▶ [RECORDS]:
----------------
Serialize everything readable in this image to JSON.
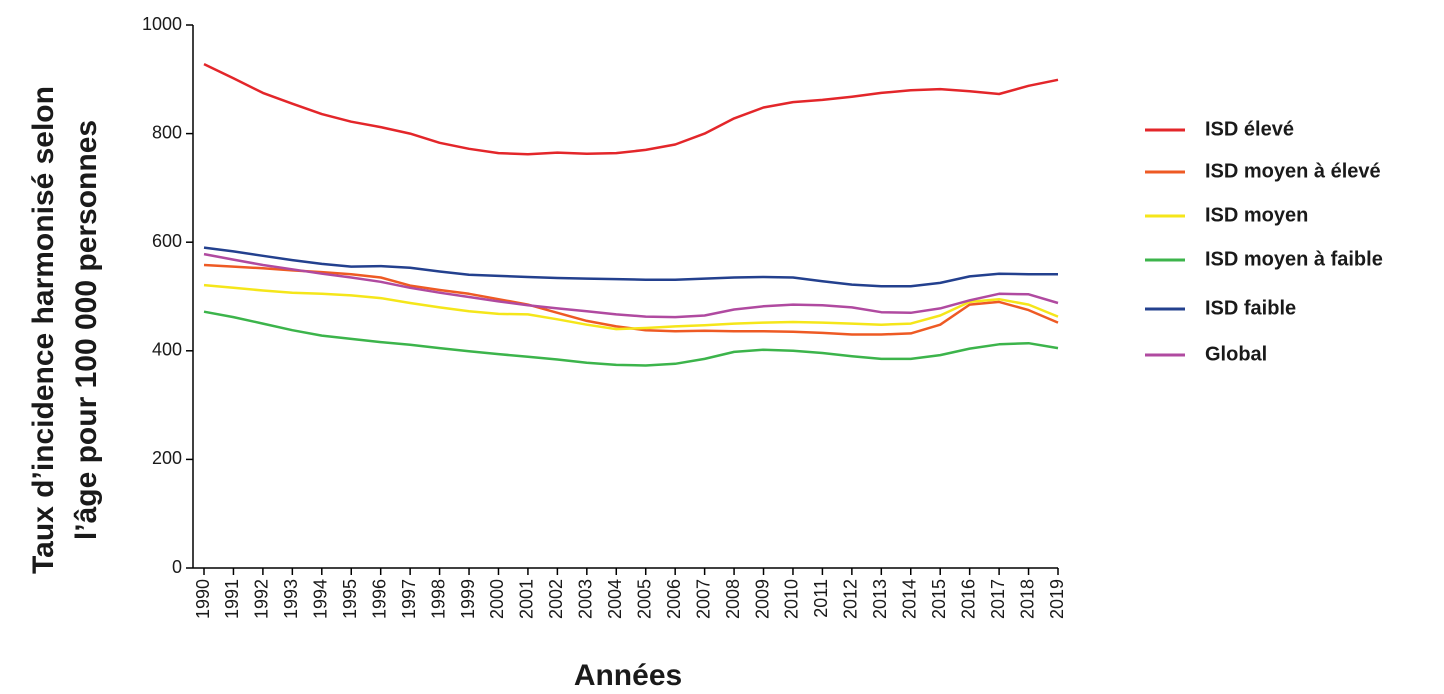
{
  "chart_data": {
    "type": "line",
    "y_label": [
      "Taux d’incidence harmonisé selon",
      "l’âge pour 100 000 personnes"
    ],
    "x_label": "Années",
    "categories": [
      1990,
      1991,
      1992,
      1993,
      1994,
      1995,
      1996,
      1997,
      1998,
      1999,
      2000,
      2001,
      2002,
      2003,
      2004,
      2005,
      2006,
      2007,
      2008,
      2009,
      2010,
      2011,
      2012,
      2013,
      2014,
      2015,
      2016,
      2017,
      2018,
      2019
    ],
    "ylim": [
      0,
      1000
    ],
    "yticks": [
      0,
      200,
      400,
      600,
      800,
      1000
    ],
    "grid": false,
    "legend": "right",
    "series": [
      {
        "name": "ISD élevé",
        "color": "#e3262a",
        "values": [
          928,
          902,
          875,
          855,
          836,
          822,
          812,
          800,
          783,
          772,
          764,
          762,
          765,
          763,
          764,
          770,
          780,
          800,
          828,
          848,
          858,
          862,
          868,
          875,
          880,
          882,
          878,
          873,
          888,
          899
        ]
      },
      {
        "name": "ISD moyen à élevé",
        "color": "#ee5a24",
        "values": [
          558,
          555,
          552,
          548,
          545,
          541,
          535,
          520,
          512,
          505,
          495,
          485,
          470,
          455,
          445,
          438,
          436,
          437,
          436,
          436,
          435,
          433,
          430,
          430,
          432,
          448,
          485,
          490,
          475,
          452
        ]
      },
      {
        "name": "ISD moyen",
        "color": "#f5e61a",
        "values": [
          521,
          516,
          511,
          507,
          505,
          502,
          497,
          488,
          480,
          473,
          468,
          467,
          458,
          448,
          440,
          442,
          445,
          447,
          450,
          452,
          453,
          452,
          450,
          448,
          450,
          465,
          490,
          495,
          485,
          463
        ]
      },
      {
        "name": "ISD moyen à faible",
        "color": "#3cb44b",
        "values": [
          472,
          462,
          450,
          438,
          428,
          422,
          416,
          411,
          405,
          399,
          394,
          389,
          384,
          378,
          374,
          373,
          376,
          385,
          398,
          402,
          400,
          396,
          390,
          385,
          385,
          392,
          404,
          412,
          414,
          405
        ]
      },
      {
        "name": "ISD faible",
        "color": "#23408e",
        "values": [
          590,
          583,
          575,
          567,
          560,
          555,
          556,
          553,
          546,
          540,
          538,
          536,
          534,
          533,
          532,
          531,
          531,
          533,
          535,
          536,
          535,
          528,
          522,
          519,
          519,
          525,
          537,
          542,
          541,
          541
        ]
      },
      {
        "name": "Global",
        "color": "#b04aa0",
        "values": [
          578,
          568,
          558,
          550,
          542,
          535,
          527,
          516,
          507,
          499,
          491,
          484,
          478,
          473,
          467,
          463,
          462,
          465,
          476,
          482,
          485,
          484,
          480,
          471,
          470,
          478,
          493,
          505,
          504,
          488
        ]
      }
    ]
  }
}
----------------
▶ [TASK DETAILS]: Check every line of the records above for the string "élevé" and say how many contain it, giving the number alone.

▶ [RESULT FOR THIS EXERCISE]: 2